#### [Saved data entries]
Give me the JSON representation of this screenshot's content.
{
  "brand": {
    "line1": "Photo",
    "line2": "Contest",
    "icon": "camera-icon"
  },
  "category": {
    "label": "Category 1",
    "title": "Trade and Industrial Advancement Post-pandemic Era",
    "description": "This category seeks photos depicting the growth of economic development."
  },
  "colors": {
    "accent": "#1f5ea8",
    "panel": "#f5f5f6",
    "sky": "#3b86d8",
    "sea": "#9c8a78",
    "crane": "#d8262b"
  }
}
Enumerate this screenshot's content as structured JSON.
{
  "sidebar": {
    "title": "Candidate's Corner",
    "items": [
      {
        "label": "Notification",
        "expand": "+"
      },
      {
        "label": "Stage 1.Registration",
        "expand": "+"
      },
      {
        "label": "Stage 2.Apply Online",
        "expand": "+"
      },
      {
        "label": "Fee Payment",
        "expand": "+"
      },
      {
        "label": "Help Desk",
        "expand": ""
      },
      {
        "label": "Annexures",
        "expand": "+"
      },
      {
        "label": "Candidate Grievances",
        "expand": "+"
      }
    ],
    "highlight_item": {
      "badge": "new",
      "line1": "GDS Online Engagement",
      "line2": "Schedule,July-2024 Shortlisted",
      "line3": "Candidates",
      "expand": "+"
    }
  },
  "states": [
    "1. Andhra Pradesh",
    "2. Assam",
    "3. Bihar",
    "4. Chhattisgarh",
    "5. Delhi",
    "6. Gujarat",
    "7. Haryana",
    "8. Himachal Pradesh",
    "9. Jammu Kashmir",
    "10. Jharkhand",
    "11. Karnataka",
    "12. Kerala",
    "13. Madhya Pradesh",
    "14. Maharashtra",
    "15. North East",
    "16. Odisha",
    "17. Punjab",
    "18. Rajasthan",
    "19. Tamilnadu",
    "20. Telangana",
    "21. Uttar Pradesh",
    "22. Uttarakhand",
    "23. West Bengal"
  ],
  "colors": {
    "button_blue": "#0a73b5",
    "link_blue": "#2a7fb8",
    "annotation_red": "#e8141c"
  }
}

#### [Task to complete]
Gather every line from the entries above where the word "JSON" appears, and copy them.

#### [Solved exercise]
Give me the JSON representation of this screenshot's content.
Enumerate this screenshot's content as structured JSON.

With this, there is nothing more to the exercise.